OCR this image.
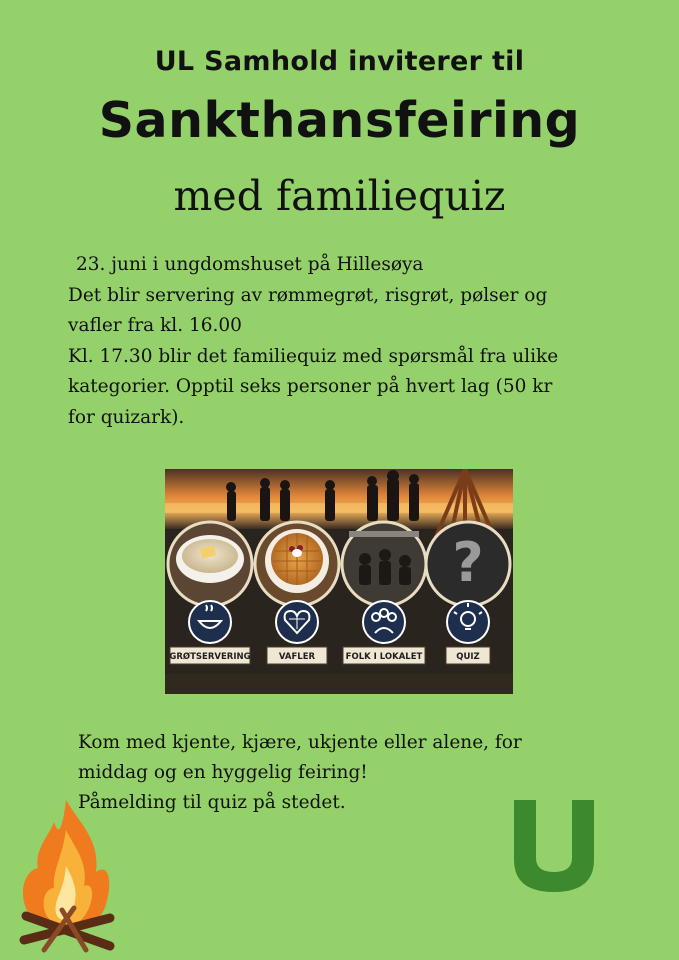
UL Samhold inviterer til
Sankthansfeiring
med familiequiz
23. juni i ungdomshuset på Hillesøya
Det blir servering av rømmegrøt, risgrøt, pølser og
vafler fra kl. 16.00
Kl. 17.30 blir det familiequiz med spørsmål fra ulike
kategorier. Opptil seks personer på hvert lag (50 kr
for quizark).
?
GRØTSERVERING	VAFLER	FOLK I LOKALET	QUIZ
Kom med kjente, kjære, ukjente eller alene, for
middag og en hyggelig feiring!
Påmelding til quiz på stedet.
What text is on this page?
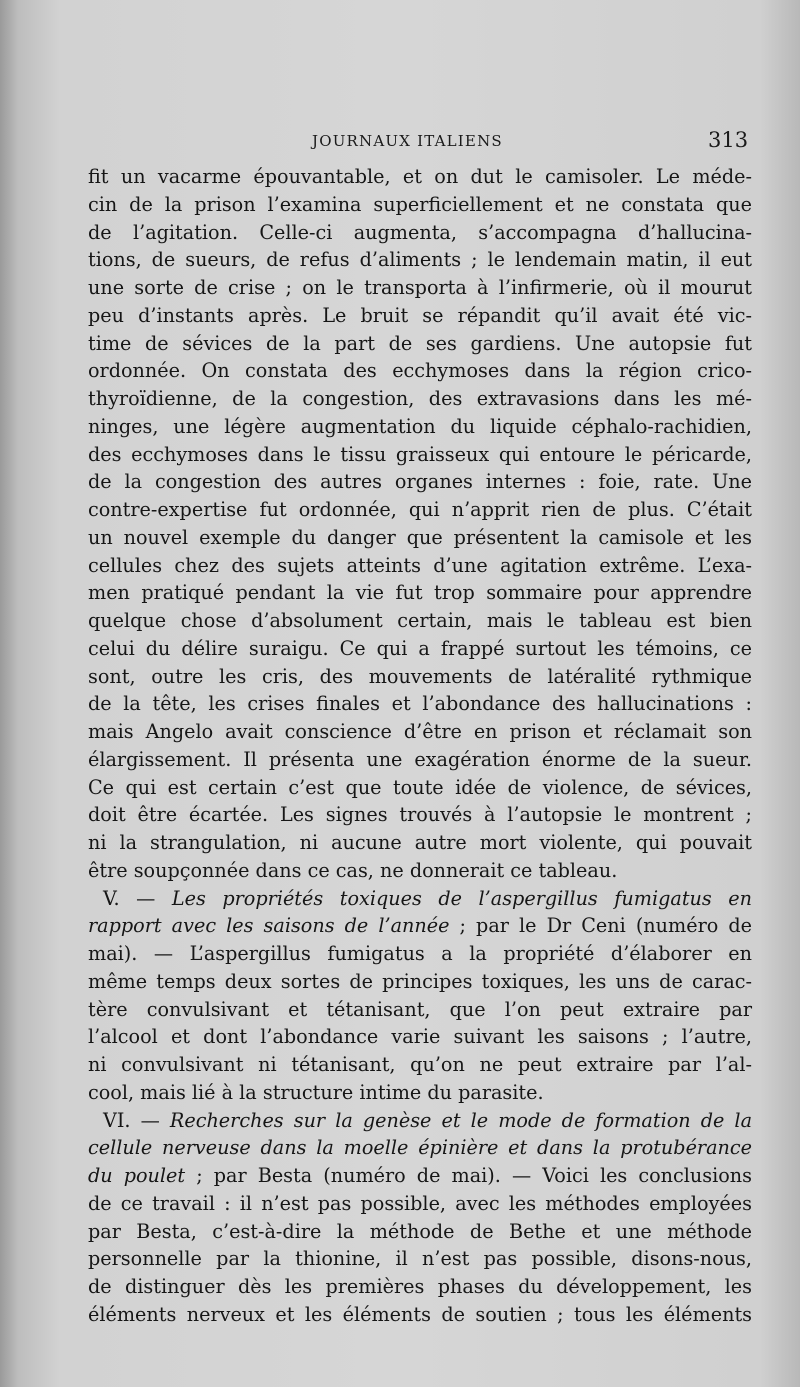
JOURNAUX ITALIENS	313
fit un vacarme épouvantable, et on dut le camisoler. Le méde-
cin de la prison l’examina superficiellement et ne constata que
de l’agitation. Celle-ci augmenta, s’accompagna d’hallucina-
tions, de sueurs, de refus d’aliments ; le lendemain matin, il eut
une sorte de crise ; on le transporta à l’infirmerie, où il mourut
peu d’instants après. Le bruit se répandit qu’il avait été vic-
time de sévices de la part de ses gardiens. Une autopsie fut
ordonnée. On constata des ecchymoses dans la région crico-
thyroïdienne, de la congestion, des extravasions dans les mé-
ninges, une légère augmentation du liquide céphalo-rachidien,
des ecchymoses dans le tissu graisseux qui entoure le péricarde,
de la congestion des autres organes internes : foie, rate. Une
contre-expertise fut ordonnée, qui n’apprit rien de plus. C’était
un nouvel exemple du danger que présentent la camisole et les
cellules chez des sujets atteints d’une agitation extrême. L’exa-
men pratiqué pendant la vie fut trop sommaire pour apprendre
quelque chose d’absolument certain, mais le tableau est bien
celui du délire suraigu. Ce qui a frappé surtout les témoins, ce
sont, outre les cris, des mouvements de latéralité rythmique
de la tête, les crises finales et l’abondance des hallucinations :
mais Angelo avait conscience d’être en prison et réclamait son
élargissement. Il présenta une exagération énorme de la sueur.
Ce qui est certain c’est que toute idée de violence, de sévices,
doit être écartée. Les signes trouvés à l’autopsie le montrent ;
ni la strangulation, ni aucune autre mort violente, qui pouvait
être soupçonnée dans ce cas, ne donnerait ce tableau.
V. — Les propriétés toxiques de l’aspergillus fumigatus en
rapport avec les saisons de l’année ; par le Dr Ceni (numéro de
mai). — L’aspergillus fumigatus a la propriété d’élaborer en
même temps deux sortes de principes toxiques, les uns de carac-
tère convulsivant et tétanisant, que l’on peut extraire par
l’alcool et dont l’abondance varie suivant les saisons ; l’autre,
ni convulsivant ni tétanisant, qu’on ne peut extraire par l’al-
cool, mais lié à la structure intime du parasite.
VI. — Recherches sur la genèse et le mode de formation de la
cellule nerveuse dans la moelle épinière et dans la protubérance
du poulet ; par Besta (numéro de mai). — Voici les conclusions
de ce travail : il n’est pas possible, avec les méthodes employées
par Besta, c’est-à-dire la méthode de Bethe et une méthode
personnelle par la thionine, il n’est pas possible, disons-nous,
de distinguer dès les premières phases du développement, les
éléments nerveux et les éléments de soutien ; tous les éléments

------------------------------------

* [Instructions for the task]: Work out how many lines of the material above contain the word "aspergillus", then give only that figure.

* [Answer for this exercise]: 2